▶ _GIVEN EXERCISE_
Work out how many lines include "Photometric" and answer with that number only.

▶ _RECORDS FOR THIS TASK_
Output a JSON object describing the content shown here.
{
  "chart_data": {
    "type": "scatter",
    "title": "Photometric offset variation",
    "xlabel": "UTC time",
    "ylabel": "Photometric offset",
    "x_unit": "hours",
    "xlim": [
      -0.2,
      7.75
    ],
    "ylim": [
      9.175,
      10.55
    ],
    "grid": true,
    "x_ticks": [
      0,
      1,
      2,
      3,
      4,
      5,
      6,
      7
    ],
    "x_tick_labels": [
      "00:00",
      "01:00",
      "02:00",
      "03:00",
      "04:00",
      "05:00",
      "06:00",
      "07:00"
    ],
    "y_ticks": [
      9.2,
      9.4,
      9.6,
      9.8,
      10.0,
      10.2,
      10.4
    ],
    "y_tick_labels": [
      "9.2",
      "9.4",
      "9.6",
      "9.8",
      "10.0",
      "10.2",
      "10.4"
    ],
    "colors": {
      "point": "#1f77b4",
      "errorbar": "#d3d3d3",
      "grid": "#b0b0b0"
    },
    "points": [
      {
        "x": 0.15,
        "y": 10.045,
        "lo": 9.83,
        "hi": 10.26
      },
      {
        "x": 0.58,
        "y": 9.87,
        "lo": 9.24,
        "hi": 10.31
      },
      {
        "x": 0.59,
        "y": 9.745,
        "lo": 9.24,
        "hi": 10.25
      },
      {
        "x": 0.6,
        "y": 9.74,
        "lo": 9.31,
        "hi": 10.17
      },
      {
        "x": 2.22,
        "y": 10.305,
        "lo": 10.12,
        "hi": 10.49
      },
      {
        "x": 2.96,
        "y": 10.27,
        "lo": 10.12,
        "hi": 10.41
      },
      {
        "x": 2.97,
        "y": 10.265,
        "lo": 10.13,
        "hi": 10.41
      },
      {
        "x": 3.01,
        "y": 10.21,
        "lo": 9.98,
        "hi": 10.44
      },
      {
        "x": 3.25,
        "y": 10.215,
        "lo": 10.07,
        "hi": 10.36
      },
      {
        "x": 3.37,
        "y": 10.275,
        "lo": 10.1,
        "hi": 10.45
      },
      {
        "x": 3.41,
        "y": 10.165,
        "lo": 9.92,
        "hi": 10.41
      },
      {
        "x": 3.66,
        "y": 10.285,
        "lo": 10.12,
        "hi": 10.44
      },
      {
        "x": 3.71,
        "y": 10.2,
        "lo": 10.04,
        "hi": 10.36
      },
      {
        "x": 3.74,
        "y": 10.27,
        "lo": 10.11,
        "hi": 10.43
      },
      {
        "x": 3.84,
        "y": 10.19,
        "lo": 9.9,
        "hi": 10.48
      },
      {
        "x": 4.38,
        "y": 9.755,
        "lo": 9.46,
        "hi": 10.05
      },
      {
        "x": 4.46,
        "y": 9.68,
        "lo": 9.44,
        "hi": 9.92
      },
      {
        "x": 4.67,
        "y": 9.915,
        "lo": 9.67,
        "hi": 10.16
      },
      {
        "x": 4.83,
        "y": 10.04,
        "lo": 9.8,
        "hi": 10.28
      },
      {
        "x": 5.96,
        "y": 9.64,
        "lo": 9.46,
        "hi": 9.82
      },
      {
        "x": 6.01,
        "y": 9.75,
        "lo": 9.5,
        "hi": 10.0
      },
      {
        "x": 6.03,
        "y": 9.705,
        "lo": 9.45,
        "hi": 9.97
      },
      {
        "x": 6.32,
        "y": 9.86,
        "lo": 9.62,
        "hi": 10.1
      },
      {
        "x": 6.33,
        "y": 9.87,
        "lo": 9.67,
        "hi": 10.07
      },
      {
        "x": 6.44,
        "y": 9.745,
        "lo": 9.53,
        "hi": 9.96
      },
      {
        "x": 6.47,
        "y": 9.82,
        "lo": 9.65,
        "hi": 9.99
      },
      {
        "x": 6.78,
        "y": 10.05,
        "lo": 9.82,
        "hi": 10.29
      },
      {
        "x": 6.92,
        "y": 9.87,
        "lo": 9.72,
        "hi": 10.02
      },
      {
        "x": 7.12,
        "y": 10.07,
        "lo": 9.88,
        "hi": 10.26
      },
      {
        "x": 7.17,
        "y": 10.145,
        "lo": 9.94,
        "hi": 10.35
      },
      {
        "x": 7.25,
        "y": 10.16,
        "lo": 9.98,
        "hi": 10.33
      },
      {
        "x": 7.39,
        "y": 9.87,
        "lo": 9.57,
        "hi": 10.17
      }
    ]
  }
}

▶ _FINAL RESULT_
2